EXERCISE =>
Search the records below for the word "Építők" and show every line where it occurs.

--- RECORD EXCERPTS ---

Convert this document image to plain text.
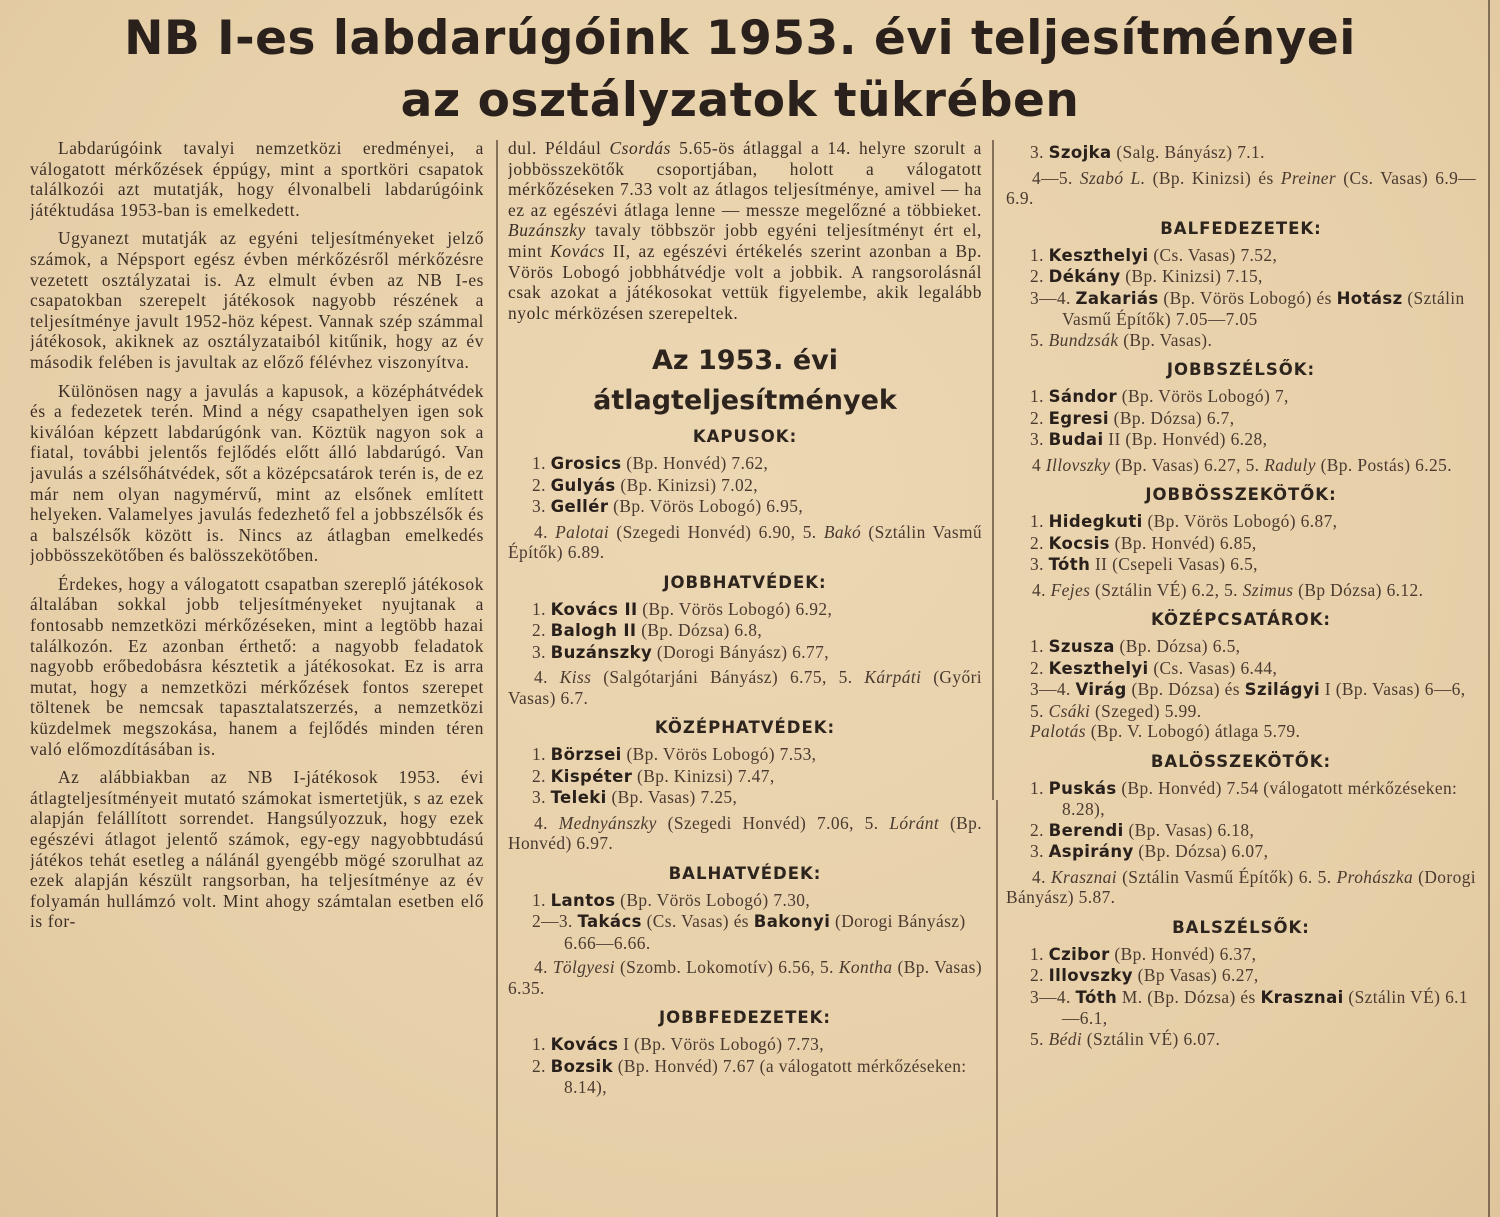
NB I-es labdarúgóink 1953. évi teljesítményei
az osztályzatok tükrében

Labdarúgóink tavalyi nemzetközi eredményei, a válogatott mérkőzések éppúgy, mint a sportköri csapatok találkozói azt mutatják, hogy élvonalbeli labdarúgóink játéktudása 1953-ban is emelkedett.

Ugyanezt mutatják az egyéni teljesítményeket jelző számok, a Népsport egész évben mérkőzésről mérkőzésre vezetett osztályzatai is. Az elmult évben az NB I-es csapatokban szerepelt játékosok nagyobb részének a teljesítménye javult 1952-höz képest. Vannak szép számmal játékosok, akiknek az osztályzataiból kitűnik, hogy az év második felében is javultak az előző félévhez viszonyítva.

Különösen nagy a javulás a kapusok, a középhátvédek és a fedezetek terén. Mind a négy csapathelyen igen sok kiválóan képzett labdarúgónk van. Köztük nagyon sok a fiatal, további jelentős fejlődés előtt álló labdarúgó. Van javulás a szélsőhátvédek, sőt a középcsatárok terén is, de ez már nem olyan nagymérvű, mint az elsőnek említett helyeken. Valamelyes javulás fedezhető fel a jobbszélsők és a balszélsők között is. Nincs az átlagban emelkedés jobbösszekötőben és balösszekötőben.

Érdekes, hogy a válogatott csapatban szereplő játékosok általában sokkal jobb teljesítményeket nyujtanak a fontosabb nemzetközi mérkőzéseken, mint a legtöbb hazai találkozón. Ez azonban érthető: a nagyobb feladatok nagyobb erőbedobásra késztetik a játékosokat. Ez is arra mutat, hogy a nemzetközi mérkőzések fontos szerepet töltenek be nemcsak tapasztalatszerzés, a nemzetközi küzdelmek megszokása, hanem a fejlődés minden téren való előmozdításában is.

Az alábbiakban az NB I-játékosok 1953. évi átlagteljesítményeit mutató számokat ismertetjük, s az ezek alapján felállított sorrendet. Hangsúlyozzuk, hogy ezek egészévi átlagot jelentő számok, egy-egy nagyobbtudású játékos tehát esetleg a nálánál gyengébb mögé szorulhat az ezek alapján készült rangsorban, ha teljesítménye az év folyamán hullámzó volt. Mint ahogy számtalan esetben elő is for-

dul. Például Csordás 5.65-ös átlaggal a 14. helyre szorult a jobbösszekötők csoportjában, holott a válogatott mérkőzéseken 7.33 volt az átlagos teljesítménye, amivel — ha ez az egészévi átlaga lenne — messze megelőzné a többieket. Buzánszky tavaly többször jobb egyéni teljesítményt ért el, mint Kovács II, az egészévi értékelés szerint azonban a Bp. Vörös Lobogó jobbhátvédje volt a jobbik. A rangsorolásnál csak azokat a játékosokat vettük figyelembe, akik legalább nyolc mérközésen szerepeltek.

Az 1953. évi
átlagteljesítmények
KAPUSOK:
1. Grosics (Bp. Honvéd) 7.62,
2. Gulyás (Bp. Kinizsi) 7.02,
3. Gellér (Bp. Vörös Lobogó) 6.95,
4. Palotai (Szegedi Honvéd) 6.90, 5. Bakó (Sztálin Vasmű Építők) 6.89.
JOBBHATVÉDEK:
1. Kovács II (Bp. Vörös Lobogó) 6.92,
2. Balogh II (Bp. Dózsa) 6.8,
3. Buzánszky (Dorogi Bányász) 6.77,
4. Kiss (Salgótarjáni Bányász) 6.75, 5. Kárpáti (Győri Vasas) 6.7.
KÖZÉPHATVÉDEK:
1. Börzsei (Bp. Vörös Lobogó) 7.53,
2. Kispéter (Bp. Kinizsi) 7.47,
3. Teleki (Bp. Vasas) 7.25,
4. Mednyánszky (Szegedi Honvéd) 7.06, 5. Lóránt (Bp. Honvéd) 6.97.
BALHATVÉDEK:
1. Lantos (Bp. Vörös Lobogó) 7.30,
2—3. Takács (Cs. Vasas) és Bakonyi (Dorogi Bányász) 6.66—6.66.
4. Tölgyesi (Szomb. Lokomotív) 6.56, 5. Kontha (Bp. Vasas) 6.35.
JOBBFEDEZETEK:
1. Kovács I (Bp. Vörös Lobogó) 7.73,
2. Bozsik (Bp. Honvéd) 7.67 (a válogatott mérkőzéseken: 8.14),
3. Szojka (Salg. Bányász) 7.1.
4—5. Szabó L. (Bp. Kinizsi) és Preiner (Cs. Vasas) 6.9—6.9.
BALFEDEZETEK:
1. Keszthelyi (Cs. Vasas) 7.52,
2. Dékány (Bp. Kinizsi) 7.15,
3—4. Zakariás (Bp. Vörös Lobogó) és Hotász (Sztálin Vasmű Építők) 7.05—7.05
5. Bundzsák (Bp. Vasas).
JOBBSZÉLSŐK:
1. Sándor (Bp. Vörös Lobogó) 7,
2. Egresi (Bp. Dózsa) 6.7,
3. Budai II (Bp. Honvéd) 6.28,
4 Illovszky (Bp. Vasas) 6.27, 5. Raduly (Bp. Postás) 6.25.
JOBBÖSSZEKÖTŐK:
1. Hidegkuti (Bp. Vörös Lobogó) 6.87,
2. Kocsis (Bp. Honvéd) 6.85,
3. Tóth II (Csepeli Vasas) 6.5,
4. Fejes (Sztálin VÉ) 6.2, 5. Szimus (Bp Dózsa) 6.12.
KÖZÉPCSATÁROK:
1. Szusza (Bp. Dózsa) 6.5,
2. Keszthelyi (Cs. Vasas) 6.44,
3—4. Virág (Bp. Dózsa) és Szilágyi I (Bp. Vasas) 6—6,
5. Csáki (Szeged) 5.99.
Palotás (Bp. V. Lobogó) átlaga 5.79.
BALÖSSZEKÖTŐK:
1. Puskás (Bp. Honvéd) 7.54 (válogatott mérkőzéseken: 8.28),
2. Berendi (Bp. Vasas) 6.18,
3. Aspirány (Bp. Dózsa) 6.07,
4. Krasznai (Sztálin Vasmű Építők) 6. 5. Prohászka (Dorogi Bányász) 5.87.
BALSZÉLSŐK:
1. Czibor (Bp. Honvéd) 6.37,
2. Illovszky (Bp Vasas) 6.27,
3—4. Tóth M. (Bp. Dózsa) és Krasznai (Sztálin VÉ) 6.1—6.1,
5. Bédi (Sztálin VÉ) 6.07.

---

REPLY TO THE TASK =>
4. Palotai (Szegedi Honvéd) 6.90, 5. Bakó (Sztálin Vasmű Építők) 6.89.
3—4. Zakariás (Bp. Vörös Lobogó) és Hotász (Sztálin Vasmű Építők) 7.05—7.05
4. Krasznai (Sztálin Vasmű Építők) 6. 5. Prohászka (Dorogi Bányász) 5.87.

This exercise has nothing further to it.